Satellite sees river flow across the globe | Space photo of the day for Jan. 29, 2025

An image of the world with various lines of green and blue showing the river system with a table of numbers on the left showing main flow levels corresponding to various colors. .

From fast-moving rivers to trickling creeks, scientists around the world work to measure discharge, or the volume of water flowing past a point per second. Discharge is the number that turns "the river is high" into "this could flood downstream," and it underpins everything from reservoir operations to crop planning.

The problem is that gauges are unevenly distributed across the planet, and some of the places where better monitoring matters most — remote regions, fast-changing watersheds, politically complex borders — are often the hardest to measure consistently. That's where Earth-observing satellites come in.

NASA and the French space agency CNES built the Surface Water and Ocean Topography (SWOT) mission to measure the height of water across oceans, lakes, reservoirs and rivers using a wide-swath radar instrument called KaRIn (Ka-band Radar Interferometer). SWOT repeats its global ground track on a regular cycle, providing broad coverage that complements on-the-ground networks.

What is it?

This "rivers of Earth" map is made from SWOT data and shows estimated discharge across river systems worldwide, lighting up continents with blue-to-green threads where water is flowing. The brighter and denser the network, the more major river reaches (and higher flows) are being captured in the estimate.

According to NASA, this release represents the first-ever global estimate of both river discharge and suspended sediment observed from space — covering every river on Earth wider than about 160 feet (50 meters).

Where is it?

The SWOT satellite analyzes Earth from an altitude of 554 miles (891 kilometers). It orbits our planet multiple times a day, retracing its previous path every 21 days. You can track its location in real time here.

This map gives the first-ever global estimate of sediment suspended in rivers and the rivers' overall discharge. (Image credit: (NASA/JPL/UMass))

Why is it amazing?

With SWOT measurements as the backbone, science teams produced estimates of both river discharge (how much water is moving through a river reach) and suspended sediment concentration (how much material is being carried in the water). Those two together matter, because rivers don't just move water; they also carry nutrients, pollutants and soil, shaping deltas, affecting water quality and influencing ecosystems downstream.

Discharge in particular is the heartbeat of flood forecasting, and having a space-based estimate helps fill gaps where ground sensors are limited or absent. Similarly, water utilities, irrigation planners and reservoir managers can use discharge estimates to understand availability and variability across seasons and regions.

* * * * * * * * *

Written instruction 1:
Reproduce every line of the listing word for word.
The listing has no connection to the passage on satellite river measurement.

* * * * * * * * *

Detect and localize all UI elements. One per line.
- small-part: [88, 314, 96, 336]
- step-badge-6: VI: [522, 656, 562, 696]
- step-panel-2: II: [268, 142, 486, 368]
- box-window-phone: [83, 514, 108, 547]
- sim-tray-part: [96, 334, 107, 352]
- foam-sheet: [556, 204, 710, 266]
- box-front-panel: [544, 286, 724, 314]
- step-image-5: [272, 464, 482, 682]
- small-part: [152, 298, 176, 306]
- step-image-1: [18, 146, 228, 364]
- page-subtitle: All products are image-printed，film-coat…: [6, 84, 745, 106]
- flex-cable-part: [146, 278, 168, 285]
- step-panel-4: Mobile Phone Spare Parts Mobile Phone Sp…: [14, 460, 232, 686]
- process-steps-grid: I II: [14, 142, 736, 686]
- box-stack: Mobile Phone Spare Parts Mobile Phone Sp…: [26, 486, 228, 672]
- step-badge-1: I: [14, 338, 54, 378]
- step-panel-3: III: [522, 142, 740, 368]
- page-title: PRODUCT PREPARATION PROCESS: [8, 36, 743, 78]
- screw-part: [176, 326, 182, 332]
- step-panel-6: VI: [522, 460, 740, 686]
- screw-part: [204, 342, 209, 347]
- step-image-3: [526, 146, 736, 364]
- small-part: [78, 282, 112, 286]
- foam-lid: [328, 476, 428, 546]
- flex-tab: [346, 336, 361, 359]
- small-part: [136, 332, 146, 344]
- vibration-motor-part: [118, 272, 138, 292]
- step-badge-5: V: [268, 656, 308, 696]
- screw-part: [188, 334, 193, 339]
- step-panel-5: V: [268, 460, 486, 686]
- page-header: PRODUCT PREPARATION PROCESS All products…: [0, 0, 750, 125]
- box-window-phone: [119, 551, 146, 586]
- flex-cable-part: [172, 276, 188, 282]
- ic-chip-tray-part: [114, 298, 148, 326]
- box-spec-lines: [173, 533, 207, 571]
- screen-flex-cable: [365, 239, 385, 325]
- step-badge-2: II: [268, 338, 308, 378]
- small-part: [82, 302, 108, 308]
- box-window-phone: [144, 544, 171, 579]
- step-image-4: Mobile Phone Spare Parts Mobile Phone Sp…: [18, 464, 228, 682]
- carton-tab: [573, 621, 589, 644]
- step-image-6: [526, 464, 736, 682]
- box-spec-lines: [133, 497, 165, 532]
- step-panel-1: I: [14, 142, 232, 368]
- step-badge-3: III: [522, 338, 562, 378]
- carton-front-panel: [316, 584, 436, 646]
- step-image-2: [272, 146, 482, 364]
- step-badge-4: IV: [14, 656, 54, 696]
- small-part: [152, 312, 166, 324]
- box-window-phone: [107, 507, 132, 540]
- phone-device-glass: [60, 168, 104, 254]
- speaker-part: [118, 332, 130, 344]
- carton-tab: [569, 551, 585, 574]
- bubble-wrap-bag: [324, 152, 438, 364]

* * * * * * * * *

Written instruction 2:
According to the passage on satellite river measurement, how often does the SWOT satellite retrace its previous path?

Written response 1:
Detect and localize all UI elements. One per line.
- small-part: [88, 314, 96, 336]
- step-badge-6: VI: [522, 656, 562, 696]
- step-panel-2: II: [268, 142, 486, 368]
- box-window-phone: [83, 514, 108, 547]
- sim-tray-part: [96, 334, 107, 352]
- foam-sheet: [556, 204, 710, 266]
- box-front-panel: [544, 286, 724, 314]
- step-image-5: [272, 464, 482, 682]
- small-part: [152, 298, 176, 306]
- step-image-1: [18, 146, 228, 364]
- page-subtitle: All products are image-printed，film-coat…: [6, 84, 745, 106]
- flex-cable-part: [146, 278, 168, 285]
- step-panel-4: Mobile Phone Spare Parts Mobile Phone Sp…: [14, 460, 232, 686]
- process-steps-grid: I II: [14, 142, 736, 686]
- box-stack: Mobile Phone Spare Parts Mobile Phone Sp…: [26, 486, 228, 672]
- step-badge-1: I: [14, 338, 54, 378]
- step-panel-3: III: [522, 142, 740, 368]
- page-title: PRODUCT PREPARATION PROCESS: [8, 36, 743, 78]
- screw-part: [176, 326, 182, 332]
- step-panel-6: VI: [522, 460, 740, 686]
- screw-part: [204, 342, 209, 347]
- step-image-3: [526, 146, 736, 364]
- small-part: [78, 282, 112, 286]
- foam-lid: [328, 476, 428, 546]
- flex-tab: [346, 336, 361, 359]
- small-part: [136, 332, 146, 344]
- vibration-motor-part: [118, 272, 138, 292]
- step-badge-5: V: [268, 656, 308, 696]
- screw-part: [188, 334, 193, 339]
- step-panel-5: V: [268, 460, 486, 686]
- page-header: PRODUCT PREPARATION PROCESS All products…: [0, 0, 750, 125]
- box-window-phone: [119, 551, 146, 586]
- flex-cable-part: [172, 276, 188, 282]
- ic-chip-tray-part: [114, 298, 148, 326]
- box-spec-lines: [173, 533, 207, 571]
- screen-flex-cable: [365, 239, 385, 325]
- step-badge-2: II: [268, 338, 308, 378]
- small-part: [82, 302, 108, 308]
- box-window-phone: [144, 544, 171, 579]
- step-image-4: Mobile Phone Spare Parts Mobile Phone Sp…: [18, 464, 228, 682]
- carton-tab: [573, 621, 589, 644]
- step-image-6: [526, 464, 736, 682]
- box-spec-lines: [133, 497, 165, 532]
- step-panel-1: I: [14, 142, 232, 368]
- step-badge-3: III: [522, 338, 562, 378]
- carton-front-panel: [316, 584, 436, 646]
- step-image-2: [272, 146, 482, 364]
- step-badge-4: IV: [14, 656, 54, 696]
- small-part: [152, 312, 166, 324]
- box-window-phone: [107, 507, 132, 540]
- phone-device-glass: [60, 168, 104, 254]
- speaker-part: [118, 332, 130, 344]
- carton-tab: [569, 551, 585, 574]
- bubble-wrap-bag: [324, 152, 438, 364]

Written response 2:
Every 21 days.